_JOB_: The entries below contain pictures. Retype everything except those pictures, exactly as given.
▬▬▬▬▬▬▬▬▬▬
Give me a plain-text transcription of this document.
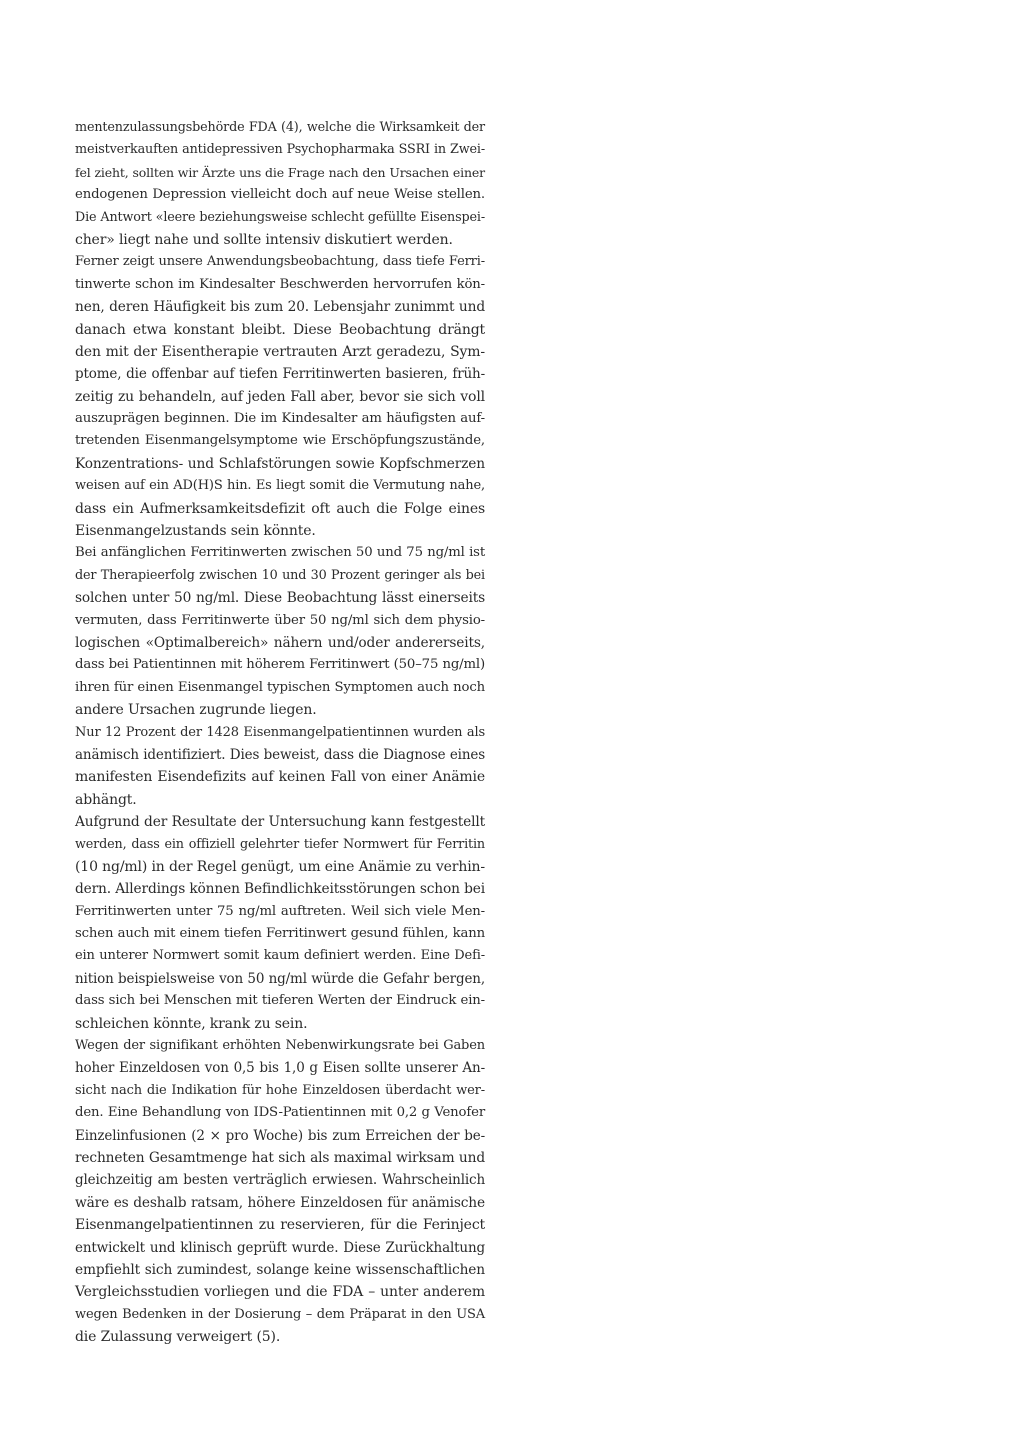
mentenzulassungsbehörde FDA (4), welche die Wirksamkeit der
meistverkauften antidepressiven Psychopharmaka SSRI in Zwei-
fel zieht, sollten wir Ärzte uns die Frage nach den Ursachen einer
endogenen Depression vielleicht doch auf neue Weise stellen.
Die Antwort «leere beziehungsweise schlecht gefüllte Eisenspei-
cher» liegt nahe und sollte intensiv diskutiert werden.
Ferner zeigt unsere Anwendungsbeobachtung, dass tiefe Ferri-
tinwerte schon im Kindesalter Beschwerden hervorrufen kön-
nen, deren Häufigkeit bis zum 20. Lebensjahr zunimmt und
danach etwa konstant bleibt. Diese Beobachtung drängt
den mit der Eisentherapie vertrauten Arzt geradezu, Sym-
ptome, die offenbar auf tiefen Ferritinwerten basieren, früh-
zeitig zu behandeln, auf jeden Fall aber, bevor sie sich voll
auszuprägen beginnen. Die im Kindesalter am häufigsten auf-
tretenden Eisenmangelsymptome wie Erschöpfungszustände,
Konzentrations- und Schlafstörungen sowie Kopfschmerzen
weisen auf ein AD(H)S hin. Es liegt somit die Vermutung nahe,
dass ein Aufmerksamkeitsdefizit oft auch die Folge eines
Eisenmangelzustands sein könnte.
Bei anfänglichen Ferritinwerten zwischen 50 und 75 ng/ml ist
der Therapieerfolg zwischen 10 und 30 Prozent geringer als bei
solchen unter 50 ng/ml. Diese Beobachtung lässt einerseits
vermuten, dass Ferritinwerte über 50 ng/ml sich dem physio-
logischen «Optimalbereich» nähern und/oder andererseits,
dass bei Patientinnen mit höherem Ferritinwert (50–75 ng/ml)
ihren für einen Eisenmangel typischen Symptomen auch noch
andere Ursachen zugrunde liegen.
Nur 12 Prozent der 1428 Eisenmangelpatientinnen wurden als
anämisch identifiziert. Dies beweist, dass die Diagnose eines
manifesten Eisendefizits auf keinen Fall von einer Anämie
abhängt.
Aufgrund der Resultate der Untersuchung kann festgestellt
werden, dass ein offiziell gelehrter tiefer Normwert für Ferritin
(10 ng/ml) in der Regel genügt, um eine Anämie zu verhin-
dern. Allerdings können Befindlichkeitsstörungen schon bei
Ferritinwerten unter 75 ng/ml auftreten. Weil sich viele Men-
schen auch mit einem tiefen Ferritinwert gesund fühlen, kann
ein unterer Normwert somit kaum definiert werden. Eine Defi-
nition beispielsweise von 50 ng/ml würde die Gefahr bergen,
dass sich bei Menschen mit tieferen Werten der Eindruck ein-
schleichen könnte, krank zu sein.
Wegen der signifikant erhöhten Nebenwirkungsrate bei Gaben
hoher Einzeldosen von 0,5 bis 1,0 g Eisen sollte unserer An-
sicht nach die Indikation für hohe Einzeldosen überdacht wer-
den. Eine Behandlung von IDS-Patientinnen mit 0,2 g Venofer
Einzelinfusionen (2 × pro Woche) bis zum Erreichen der be-
rechneten Gesamtmenge hat sich als maximal wirksam und
gleichzeitig am besten verträglich erwiesen. Wahrscheinlich
wäre es deshalb ratsam, höhere Einzeldosen für anämische
Eisenmangelpatientinnen zu reservieren, für die Ferinject
entwickelt und klinisch geprüft wurde. Diese Zurückhaltung
empfiehlt sich zumindest, solange keine wissenschaftlichen
Vergleichsstudien vorliegen und die FDA – unter anderem
wegen Bedenken in der Dosierung – dem Präparat in den USA
die Zulassung verweigert (5).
▬▬▬▬▬▬▬▬▬▬
_OUTPUT FOR THIS EXERCISE_:
Give me a plain-text transcription of this document.
mentenzulassungsbehörde FDA (4), welche die Wirksamkeit der
meistverkauften antidepressiven Psychopharmaka SSRI in Zwei-
fel zieht, sollten wir Ärzte uns die Frage nach den Ursachen einer
endogenen Depression vielleicht doch auf neue Weise stellen.
Die Antwort «leere beziehungsweise schlecht gefüllte Eisenspei-
cher» liegt nahe und sollte intensiv diskutiert werden.
Ferner zeigt unsere Anwendungsbeobachtung, dass tiefe Ferri-
tinwerte schon im Kindesalter Beschwerden hervorrufen kön-
nen, deren Häufigkeit bis zum 20. Lebensjahr zunimmt und
danach etwa konstant bleibt. Diese Beobachtung drängt
den mit der Eisentherapie vertrauten Arzt geradezu, Sym-
ptome, die offenbar auf tiefen Ferritinwerten basieren, früh-
zeitig zu behandeln, auf jeden Fall aber, bevor sie sich voll
auszuprägen beginnen. Die im Kindesalter am häufigsten auf-
tretenden Eisenmangelsymptome wie Erschöpfungszustände,
Konzentrations- und Schlafstörungen sowie Kopfschmerzen
weisen auf ein AD(H)S hin. Es liegt somit die Vermutung nahe,
dass ein Aufmerksamkeitsdefizit oft auch die Folge eines
Eisenmangelzustands sein könnte.
Bei anfänglichen Ferritinwerten zwischen 50 und 75 ng/ml ist
der Therapieerfolg zwischen 10 und 30 Prozent geringer als bei
solchen unter 50 ng/ml. Diese Beobachtung lässt einerseits
vermuten, dass Ferritinwerte über 50 ng/ml sich dem physio-
logischen «Optimalbereich» nähern und/oder andererseits,
dass bei Patientinnen mit höherem Ferritinwert (50–75 ng/ml)
ihren für einen Eisenmangel typischen Symptomen auch noch
andere Ursachen zugrunde liegen.
Nur 12 Prozent der 1428 Eisenmangelpatientinnen wurden als
anämisch identifiziert. Dies beweist, dass die Diagnose eines
manifesten Eisendefizits auf keinen Fall von einer Anämie
abhängt.
Aufgrund der Resultate der Untersuchung kann festgestellt
werden, dass ein offiziell gelehrter tiefer Normwert für Ferritin
(10 ng/ml) in der Regel genügt, um eine Anämie zu verhin-
dern. Allerdings können Befindlichkeitsstörungen schon bei
Ferritinwerten unter 75 ng/ml auftreten. Weil sich viele Men-
schen auch mit einem tiefen Ferritinwert gesund fühlen, kann
ein unterer Normwert somit kaum definiert werden. Eine Defi-
nition beispielsweise von 50 ng/ml würde die Gefahr bergen,
dass sich bei Menschen mit tieferen Werten der Eindruck ein-
schleichen könnte, krank zu sein.
Wegen der signifikant erhöhten Nebenwirkungsrate bei Gaben
hoher Einzeldosen von 0,5 bis 1,0 g Eisen sollte unserer An-
sicht nach die Indikation für hohe Einzeldosen überdacht wer-
den. Eine Behandlung von IDS-Patientinnen mit 0,2 g Venofer
Einzelinfusionen (2 × pro Woche) bis zum Erreichen der be-
rechneten Gesamtmenge hat sich als maximal wirksam und
gleichzeitig am besten verträglich erwiesen. Wahrscheinlich
wäre es deshalb ratsam, höhere Einzeldosen für anämische
Eisenmangelpatientinnen zu reservieren, für die Ferinject
entwickelt und klinisch geprüft wurde. Diese Zurückhaltung
empfiehlt sich zumindest, solange keine wissenschaftlichen
Vergleichsstudien vorliegen und die FDA – unter anderem
wegen Bedenken in der Dosierung – dem Präparat in den USA
die Zulassung verweigert (5).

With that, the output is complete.